Directions.
Give the listing below again in full, exactly as written.

Material shown.
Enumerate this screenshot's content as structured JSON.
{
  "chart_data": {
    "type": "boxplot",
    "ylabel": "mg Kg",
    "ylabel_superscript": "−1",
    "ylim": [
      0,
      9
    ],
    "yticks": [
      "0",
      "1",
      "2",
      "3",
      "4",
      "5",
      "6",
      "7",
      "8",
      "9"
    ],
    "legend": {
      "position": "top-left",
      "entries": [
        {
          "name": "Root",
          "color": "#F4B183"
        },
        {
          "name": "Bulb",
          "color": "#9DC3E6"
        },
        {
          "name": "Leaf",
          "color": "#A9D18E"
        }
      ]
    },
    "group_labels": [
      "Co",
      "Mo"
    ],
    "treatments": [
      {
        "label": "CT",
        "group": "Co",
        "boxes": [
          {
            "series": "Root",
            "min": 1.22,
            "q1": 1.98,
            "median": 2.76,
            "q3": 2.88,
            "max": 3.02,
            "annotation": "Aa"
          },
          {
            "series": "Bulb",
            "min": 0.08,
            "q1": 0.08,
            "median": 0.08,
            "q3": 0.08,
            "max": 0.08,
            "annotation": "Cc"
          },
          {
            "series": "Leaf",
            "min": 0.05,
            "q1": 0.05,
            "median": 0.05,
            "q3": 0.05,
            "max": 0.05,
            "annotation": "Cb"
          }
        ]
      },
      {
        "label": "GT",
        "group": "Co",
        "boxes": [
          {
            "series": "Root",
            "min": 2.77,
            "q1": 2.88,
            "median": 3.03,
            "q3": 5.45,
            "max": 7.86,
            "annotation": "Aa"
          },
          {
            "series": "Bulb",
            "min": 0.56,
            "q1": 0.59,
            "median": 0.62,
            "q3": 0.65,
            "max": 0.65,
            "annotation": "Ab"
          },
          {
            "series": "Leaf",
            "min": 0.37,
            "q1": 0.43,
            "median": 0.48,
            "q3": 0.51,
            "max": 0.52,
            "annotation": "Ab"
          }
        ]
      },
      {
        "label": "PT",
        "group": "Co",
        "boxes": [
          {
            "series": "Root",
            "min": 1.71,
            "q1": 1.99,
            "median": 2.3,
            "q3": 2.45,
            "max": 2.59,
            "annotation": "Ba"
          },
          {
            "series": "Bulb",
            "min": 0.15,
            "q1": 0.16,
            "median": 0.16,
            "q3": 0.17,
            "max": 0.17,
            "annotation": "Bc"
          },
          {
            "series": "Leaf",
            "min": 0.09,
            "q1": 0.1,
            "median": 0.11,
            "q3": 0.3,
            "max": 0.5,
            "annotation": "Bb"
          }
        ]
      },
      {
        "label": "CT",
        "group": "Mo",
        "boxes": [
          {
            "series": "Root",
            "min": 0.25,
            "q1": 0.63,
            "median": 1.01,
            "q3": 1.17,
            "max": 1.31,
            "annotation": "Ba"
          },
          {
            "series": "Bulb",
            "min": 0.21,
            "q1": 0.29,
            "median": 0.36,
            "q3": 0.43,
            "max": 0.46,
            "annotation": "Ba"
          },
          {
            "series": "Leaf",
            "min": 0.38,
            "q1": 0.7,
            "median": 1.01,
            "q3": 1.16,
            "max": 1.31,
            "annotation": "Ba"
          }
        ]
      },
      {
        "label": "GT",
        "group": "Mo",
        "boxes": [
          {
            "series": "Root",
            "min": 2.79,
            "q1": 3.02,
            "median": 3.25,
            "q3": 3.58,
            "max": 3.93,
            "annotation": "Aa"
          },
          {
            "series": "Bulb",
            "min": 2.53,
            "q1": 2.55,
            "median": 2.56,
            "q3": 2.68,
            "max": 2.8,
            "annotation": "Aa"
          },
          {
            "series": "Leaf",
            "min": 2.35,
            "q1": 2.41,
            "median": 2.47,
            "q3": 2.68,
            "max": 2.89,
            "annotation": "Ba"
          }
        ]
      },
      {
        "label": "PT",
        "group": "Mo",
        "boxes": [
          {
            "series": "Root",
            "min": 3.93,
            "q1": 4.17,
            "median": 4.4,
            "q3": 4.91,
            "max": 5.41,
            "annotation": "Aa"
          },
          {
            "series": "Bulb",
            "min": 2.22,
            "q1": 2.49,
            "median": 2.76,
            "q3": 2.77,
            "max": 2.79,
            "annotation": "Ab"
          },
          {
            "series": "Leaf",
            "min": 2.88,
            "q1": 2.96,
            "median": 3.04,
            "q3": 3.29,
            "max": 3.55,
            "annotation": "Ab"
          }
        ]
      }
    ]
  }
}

Solution for this task.
Enumerate this screenshot's content as structured JSON.
{
  "chart_data": {
    "type": "boxplot",
    "ylabel": "mg Kg",
    "ylabel_superscript": "−1",
    "ylim": [
      0,
      9
    ],
    "yticks": [
      "0",
      "1",
      "2",
      "3",
      "4",
      "5",
      "6",
      "7",
      "8",
      "9"
    ],
    "legend": {
      "position": "top-left",
      "entries": [
        {
          "name": "Root",
          "color": "#F4B183"
        },
        {
          "name": "Bulb",
          "color": "#9DC3E6"
        },
        {
          "name": "Leaf",
          "color": "#A9D18E"
        }
      ]
    },
    "group_labels": [
      "Co",
      "Mo"
    ],
    "treatments": [
      {
        "label": "CT",
        "group": "Co",
        "boxes": [
          {
            "series": "Root",
            "min": 1.22,
            "q1": 1.98,
            "median": 2.76,
            "q3": 2.88,
            "max": 3.02,
            "annotation": "Aa"
          },
          {
            "series": "Bulb",
            "min": 0.08,
            "q1": 0.08,
            "median": 0.08,
            "q3": 0.08,
            "max": 0.08,
            "annotation": "Cc"
          },
          {
            "series": "Leaf",
            "min": 0.05,
            "q1": 0.05,
            "median": 0.05,
            "q3": 0.05,
            "max": 0.05,
            "annotation": "Cb"
          }
        ]
      },
      {
        "label": "GT",
        "group": "Co",
        "boxes": [
          {
            "series": "Root",
            "min": 2.77,
            "q1": 2.88,
            "median": 3.03,
            "q3": 5.45,
            "max": 7.86,
            "annotation": "Aa"
          },
          {
            "series": "Bulb",
            "min": 0.56,
            "q1": 0.59,
            "median": 0.62,
            "q3": 0.65,
            "max": 0.65,
            "annotation": "Ab"
          },
          {
            "series": "Leaf",
            "min": 0.37,
            "q1": 0.43,
            "median": 0.48,
            "q3": 0.51,
            "max": 0.52,
            "annotation": "Ab"
          }
        ]
      },
      {
        "label": "PT",
        "group": "Co",
        "boxes": [
          {
            "series": "Root",
            "min": 1.71,
            "q1": 1.99,
            "median": 2.3,
            "q3": 2.45,
            "max": 2.59,
            "annotation": "Ba"
          },
          {
            "series": "Bulb",
            "min": 0.15,
            "q1": 0.16,
            "median": 0.16,
            "q3": 0.17,
            "max": 0.17,
            "annotation": "Bc"
          },
          {
            "series": "Leaf",
            "min": 0.09,
            "q1": 0.1,
            "median": 0.11,
            "q3": 0.3,
            "max": 0.5,
            "annotation": "Bb"
          }
        ]
      },
      {
        "label": "CT",
        "group": "Mo",
        "boxes": [
          {
            "series": "Root",
            "min": 0.25,
            "q1": 0.63,
            "median": 1.01,
            "q3": 1.17,
            "max": 1.31,
            "annotation": "Ba"
          },
          {
            "series": "Bulb",
            "min": 0.21,
            "q1": 0.29,
            "median": 0.36,
            "q3": 0.43,
            "max": 0.46,
            "annotation": "Ba"
          },
          {
            "series": "Leaf",
            "min": 0.38,
            "q1": 0.7,
            "median": 1.01,
            "q3": 1.16,
            "max": 1.31,
            "annotation": "Ba"
          }
        ]
      },
      {
        "label": "GT",
        "group": "Mo",
        "boxes": [
          {
            "series": "Root",
            "min": 2.79,
            "q1": 3.02,
            "median": 3.25,
            "q3": 3.58,
            "max": 3.93,
            "annotation": "Aa"
          },
          {
            "series": "Bulb",
            "min": 2.53,
            "q1": 2.55,
            "median": 2.56,
            "q3": 2.68,
            "max": 2.8,
            "annotation": "Aa"
          },
          {
            "series": "Leaf",
            "min": 2.35,
            "q1": 2.41,
            "median": 2.47,
            "q3": 2.68,
            "max": 2.89,
            "annotation": "Ba"
          }
        ]
      },
      {
        "label": "PT",
        "group": "Mo",
        "boxes": [
          {
            "series": "Root",
            "min": 3.93,
            "q1": 4.17,
            "median": 4.4,
            "q3": 4.91,
            "max": 5.41,
            "annotation": "Aa"
          },
          {
            "series": "Bulb",
            "min": 2.22,
            "q1": 2.49,
            "median": 2.76,
            "q3": 2.77,
            "max": 2.79,
            "annotation": "Ab"
          },
          {
            "series": "Leaf",
            "min": 2.88,
            "q1": 2.96,
            "median": 3.04,
            "q3": 3.29,
            "max": 3.55,
            "annotation": "Ab"
          }
        ]
      }
    ]
  }
}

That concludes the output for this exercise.